■ **PROBLEM STATEMENT**: Extract each line of the records below that contains the word "topic".

# start of SUPPLIED DATA

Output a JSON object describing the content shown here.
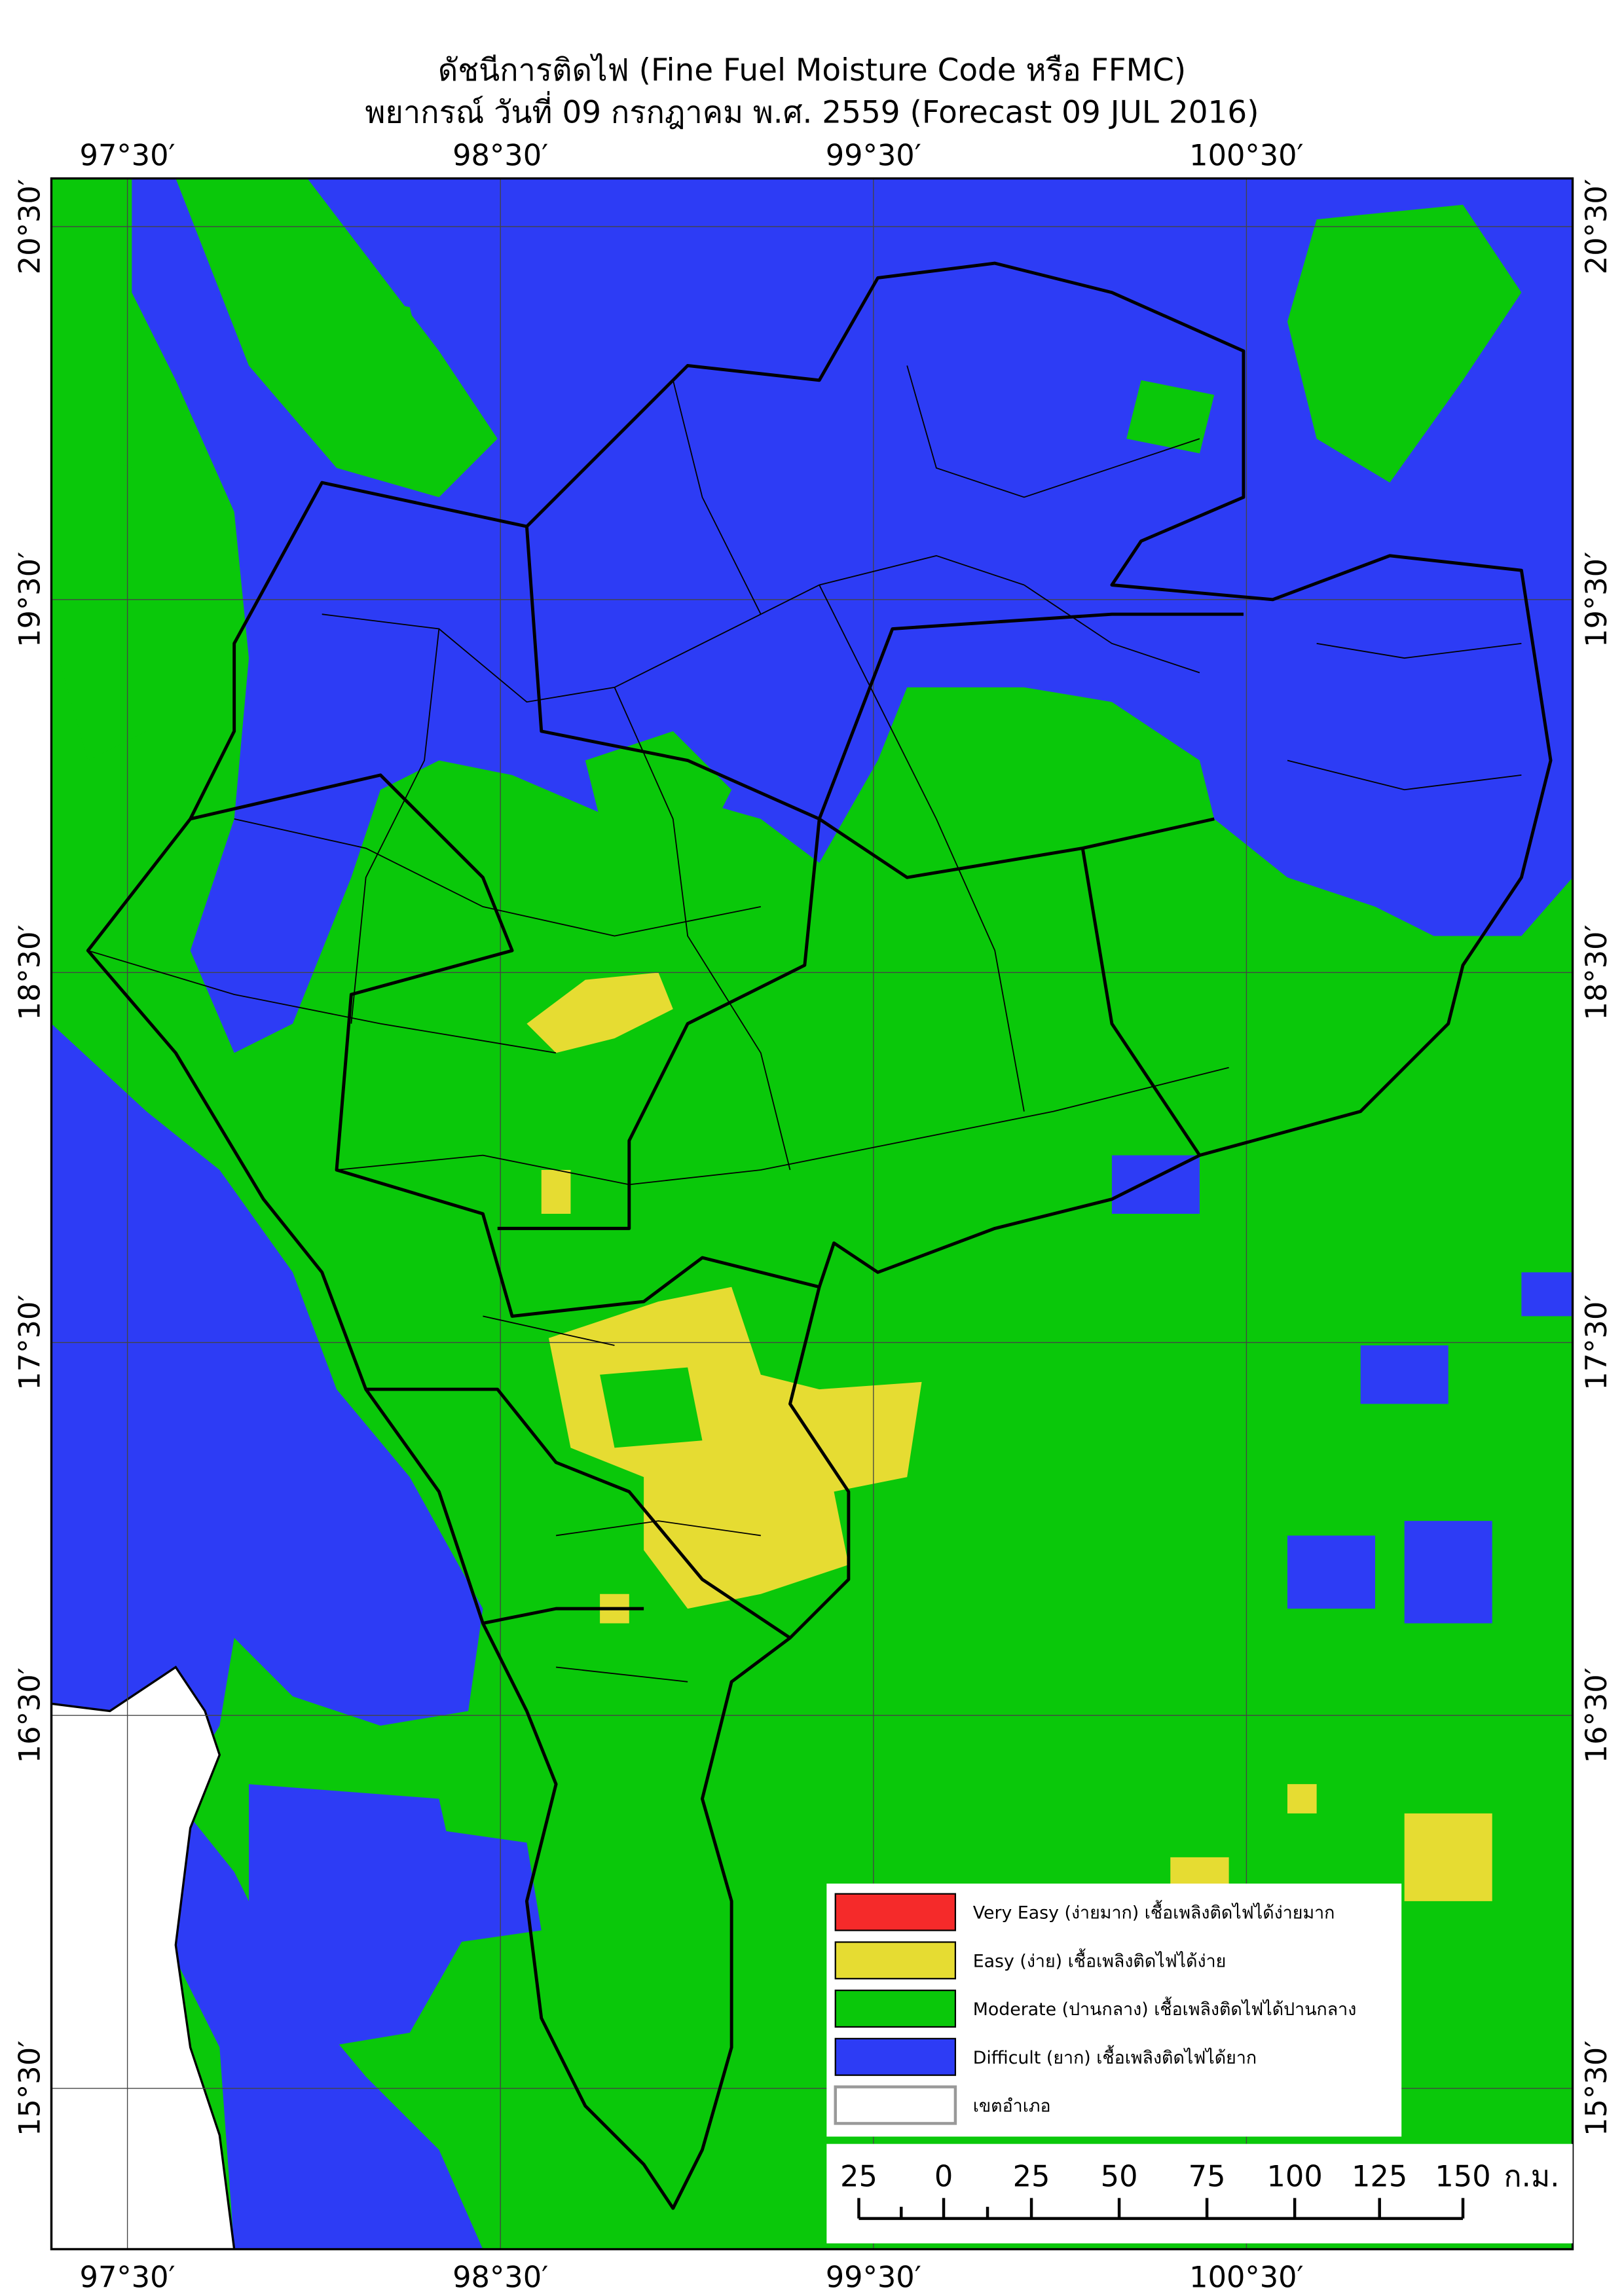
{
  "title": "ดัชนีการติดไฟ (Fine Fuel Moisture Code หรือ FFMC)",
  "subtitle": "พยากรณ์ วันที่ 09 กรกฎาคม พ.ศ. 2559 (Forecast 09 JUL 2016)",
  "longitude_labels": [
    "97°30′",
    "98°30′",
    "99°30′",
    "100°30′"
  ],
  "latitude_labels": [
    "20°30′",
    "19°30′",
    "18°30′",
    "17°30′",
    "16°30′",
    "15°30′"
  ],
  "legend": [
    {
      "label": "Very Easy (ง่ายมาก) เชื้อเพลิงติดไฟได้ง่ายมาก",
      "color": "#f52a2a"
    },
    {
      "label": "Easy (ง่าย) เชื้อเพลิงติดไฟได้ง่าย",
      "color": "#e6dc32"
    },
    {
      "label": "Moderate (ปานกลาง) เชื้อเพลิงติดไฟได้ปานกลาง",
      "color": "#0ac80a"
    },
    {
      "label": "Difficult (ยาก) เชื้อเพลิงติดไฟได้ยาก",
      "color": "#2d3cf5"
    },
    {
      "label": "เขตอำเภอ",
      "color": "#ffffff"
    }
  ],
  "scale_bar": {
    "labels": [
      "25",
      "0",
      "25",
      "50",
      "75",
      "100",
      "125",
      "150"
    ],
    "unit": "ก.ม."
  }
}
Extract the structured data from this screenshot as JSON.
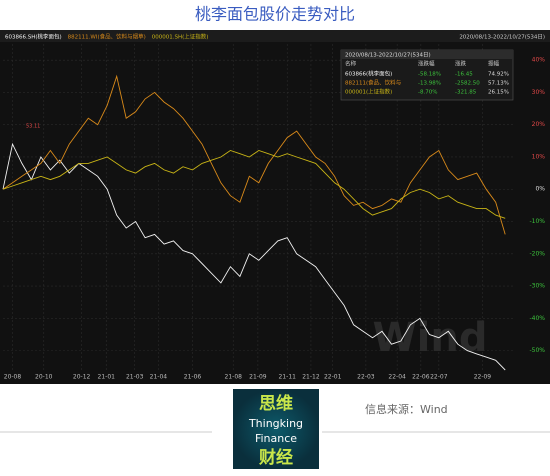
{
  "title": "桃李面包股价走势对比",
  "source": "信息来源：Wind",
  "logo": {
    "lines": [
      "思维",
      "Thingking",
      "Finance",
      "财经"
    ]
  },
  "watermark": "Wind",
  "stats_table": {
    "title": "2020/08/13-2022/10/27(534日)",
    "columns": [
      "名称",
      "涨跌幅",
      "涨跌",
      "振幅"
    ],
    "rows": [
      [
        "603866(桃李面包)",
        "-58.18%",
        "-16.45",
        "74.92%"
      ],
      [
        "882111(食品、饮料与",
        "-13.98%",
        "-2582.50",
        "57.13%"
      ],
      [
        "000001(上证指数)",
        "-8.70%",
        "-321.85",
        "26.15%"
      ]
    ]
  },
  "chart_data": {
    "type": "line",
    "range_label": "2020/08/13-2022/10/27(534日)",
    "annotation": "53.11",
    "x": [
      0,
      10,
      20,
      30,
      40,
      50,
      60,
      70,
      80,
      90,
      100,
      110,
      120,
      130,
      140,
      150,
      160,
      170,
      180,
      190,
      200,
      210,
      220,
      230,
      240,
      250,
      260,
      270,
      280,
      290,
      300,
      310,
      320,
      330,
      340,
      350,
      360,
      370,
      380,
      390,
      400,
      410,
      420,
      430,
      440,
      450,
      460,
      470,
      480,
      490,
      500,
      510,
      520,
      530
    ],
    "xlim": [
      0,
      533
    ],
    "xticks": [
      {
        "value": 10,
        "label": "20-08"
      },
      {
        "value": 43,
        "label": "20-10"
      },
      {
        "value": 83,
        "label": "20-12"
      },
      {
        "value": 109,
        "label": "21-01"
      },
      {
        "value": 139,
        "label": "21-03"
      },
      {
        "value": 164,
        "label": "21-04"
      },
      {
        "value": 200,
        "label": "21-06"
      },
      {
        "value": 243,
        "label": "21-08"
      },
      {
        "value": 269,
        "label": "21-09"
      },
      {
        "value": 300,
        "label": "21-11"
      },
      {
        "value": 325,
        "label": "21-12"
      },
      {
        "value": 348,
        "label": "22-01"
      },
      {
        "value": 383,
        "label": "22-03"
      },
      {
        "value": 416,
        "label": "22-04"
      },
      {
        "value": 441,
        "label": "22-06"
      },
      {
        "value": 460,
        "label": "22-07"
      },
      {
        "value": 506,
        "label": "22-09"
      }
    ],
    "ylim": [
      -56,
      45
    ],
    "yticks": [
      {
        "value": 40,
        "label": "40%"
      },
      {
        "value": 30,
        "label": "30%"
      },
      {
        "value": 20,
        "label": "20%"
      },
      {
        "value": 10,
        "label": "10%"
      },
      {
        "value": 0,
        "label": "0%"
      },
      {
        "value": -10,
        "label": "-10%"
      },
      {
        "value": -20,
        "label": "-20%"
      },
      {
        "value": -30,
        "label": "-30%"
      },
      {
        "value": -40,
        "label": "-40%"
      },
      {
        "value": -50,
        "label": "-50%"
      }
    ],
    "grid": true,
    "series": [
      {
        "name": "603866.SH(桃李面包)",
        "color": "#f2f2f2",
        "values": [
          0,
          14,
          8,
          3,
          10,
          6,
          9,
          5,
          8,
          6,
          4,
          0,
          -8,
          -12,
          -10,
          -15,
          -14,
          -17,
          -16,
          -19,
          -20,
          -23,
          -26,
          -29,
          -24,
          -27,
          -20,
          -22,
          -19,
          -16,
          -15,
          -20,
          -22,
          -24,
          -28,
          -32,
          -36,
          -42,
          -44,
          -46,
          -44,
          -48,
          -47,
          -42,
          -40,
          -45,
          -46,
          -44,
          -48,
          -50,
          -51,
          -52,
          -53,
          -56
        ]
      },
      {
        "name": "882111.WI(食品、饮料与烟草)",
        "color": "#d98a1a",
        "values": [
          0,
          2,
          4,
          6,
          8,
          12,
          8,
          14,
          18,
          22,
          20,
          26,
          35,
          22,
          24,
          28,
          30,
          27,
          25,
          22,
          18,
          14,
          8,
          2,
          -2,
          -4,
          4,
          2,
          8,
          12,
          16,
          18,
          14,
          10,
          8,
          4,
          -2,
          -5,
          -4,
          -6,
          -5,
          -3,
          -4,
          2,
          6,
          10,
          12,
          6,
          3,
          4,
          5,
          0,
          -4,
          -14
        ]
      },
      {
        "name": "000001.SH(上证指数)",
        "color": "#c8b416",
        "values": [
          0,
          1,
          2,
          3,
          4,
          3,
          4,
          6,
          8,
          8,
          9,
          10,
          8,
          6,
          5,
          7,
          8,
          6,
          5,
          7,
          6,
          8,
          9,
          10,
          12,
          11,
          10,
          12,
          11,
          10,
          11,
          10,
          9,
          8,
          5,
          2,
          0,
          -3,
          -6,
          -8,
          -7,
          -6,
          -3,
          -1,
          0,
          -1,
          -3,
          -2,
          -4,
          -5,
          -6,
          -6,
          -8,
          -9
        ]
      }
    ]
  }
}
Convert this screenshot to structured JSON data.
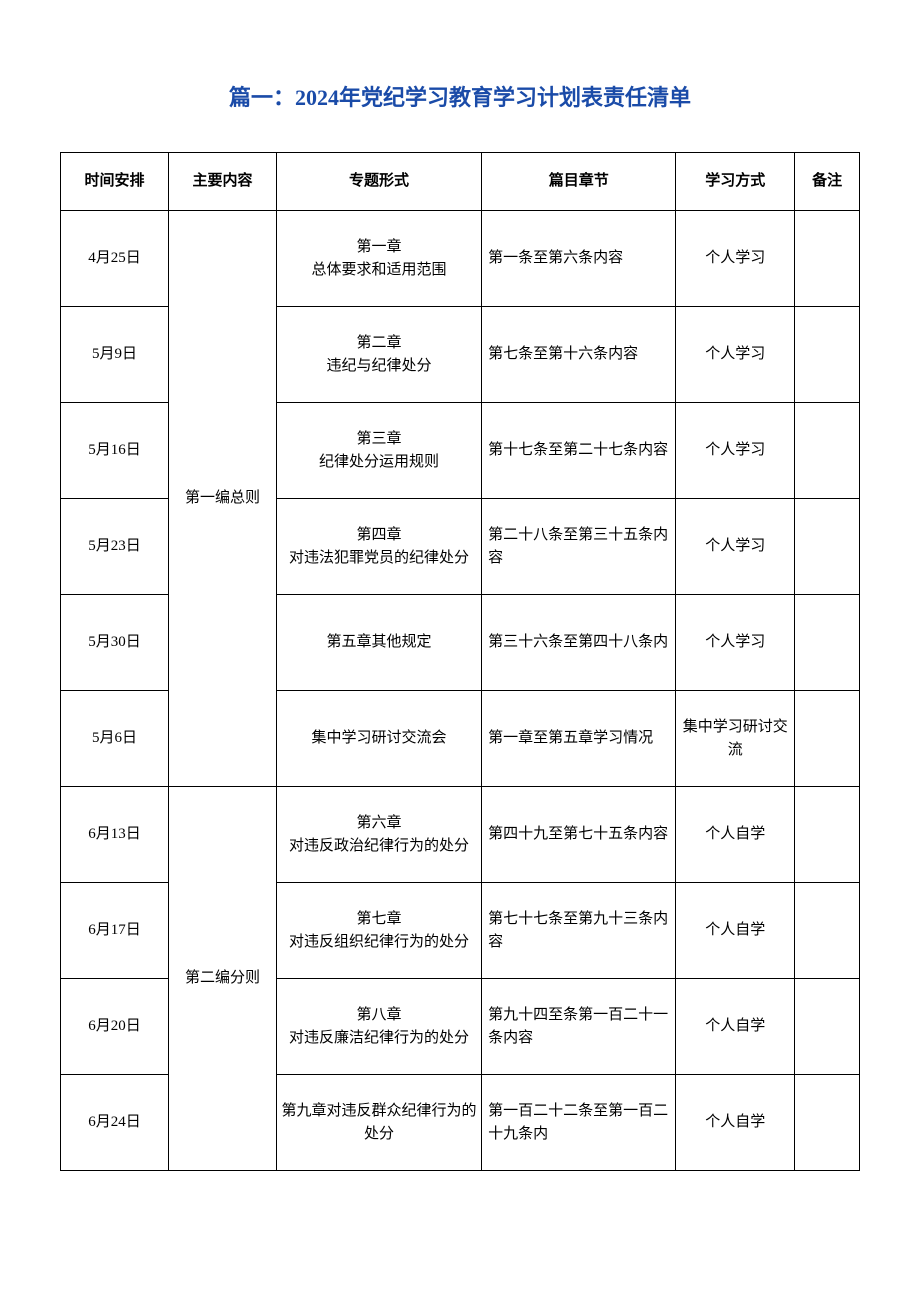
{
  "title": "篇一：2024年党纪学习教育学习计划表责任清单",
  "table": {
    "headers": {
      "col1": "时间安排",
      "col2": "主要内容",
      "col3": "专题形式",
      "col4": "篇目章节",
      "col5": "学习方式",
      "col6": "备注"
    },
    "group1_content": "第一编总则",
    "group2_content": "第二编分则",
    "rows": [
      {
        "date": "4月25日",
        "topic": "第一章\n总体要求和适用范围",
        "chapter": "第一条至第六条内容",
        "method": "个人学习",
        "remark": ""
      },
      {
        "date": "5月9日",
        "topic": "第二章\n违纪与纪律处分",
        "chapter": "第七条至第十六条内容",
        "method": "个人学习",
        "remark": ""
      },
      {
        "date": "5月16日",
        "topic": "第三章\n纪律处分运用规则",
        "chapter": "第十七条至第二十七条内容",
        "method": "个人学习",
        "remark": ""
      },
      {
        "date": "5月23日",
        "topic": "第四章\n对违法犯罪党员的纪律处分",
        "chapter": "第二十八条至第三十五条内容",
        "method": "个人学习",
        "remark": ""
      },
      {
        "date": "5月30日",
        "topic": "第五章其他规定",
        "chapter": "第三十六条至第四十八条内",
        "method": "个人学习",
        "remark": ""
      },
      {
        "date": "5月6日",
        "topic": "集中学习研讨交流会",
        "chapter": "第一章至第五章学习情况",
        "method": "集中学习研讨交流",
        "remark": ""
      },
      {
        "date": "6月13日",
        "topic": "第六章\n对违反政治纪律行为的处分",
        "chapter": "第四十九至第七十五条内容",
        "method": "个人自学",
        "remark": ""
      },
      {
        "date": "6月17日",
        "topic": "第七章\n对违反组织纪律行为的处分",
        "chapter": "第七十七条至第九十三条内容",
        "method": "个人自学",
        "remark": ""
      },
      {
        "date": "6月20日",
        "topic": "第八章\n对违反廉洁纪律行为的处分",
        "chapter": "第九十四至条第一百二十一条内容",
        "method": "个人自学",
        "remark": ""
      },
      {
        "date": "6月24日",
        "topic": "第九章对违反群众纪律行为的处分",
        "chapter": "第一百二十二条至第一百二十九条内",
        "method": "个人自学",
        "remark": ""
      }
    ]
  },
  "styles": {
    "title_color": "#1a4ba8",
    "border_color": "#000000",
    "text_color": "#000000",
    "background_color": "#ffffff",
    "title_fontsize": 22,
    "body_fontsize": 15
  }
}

# end of SUPPLIED DATA

■ **REPLY TO THE TASK**:
        "topic": "第一章\n总体要求和适用范围",
        "topic": "第二章\n违纪与纪律处分",
        "topic": "第三章\n纪律处分运用规则",
        "topic": "第四章\n对违法犯罪党员的纪律处分",
        "topic": "第五章其他规定",
        "topic": "集中学习研讨交流会",
        "topic": "第六章\n对违反政治纪律行为的处分",
        "topic": "第七章\n对违反组织纪律行为的处分",
        "topic": "第八章\n对违反廉洁纪律行为的处分",
        "topic": "第九章对违反群众纪律行为的处分",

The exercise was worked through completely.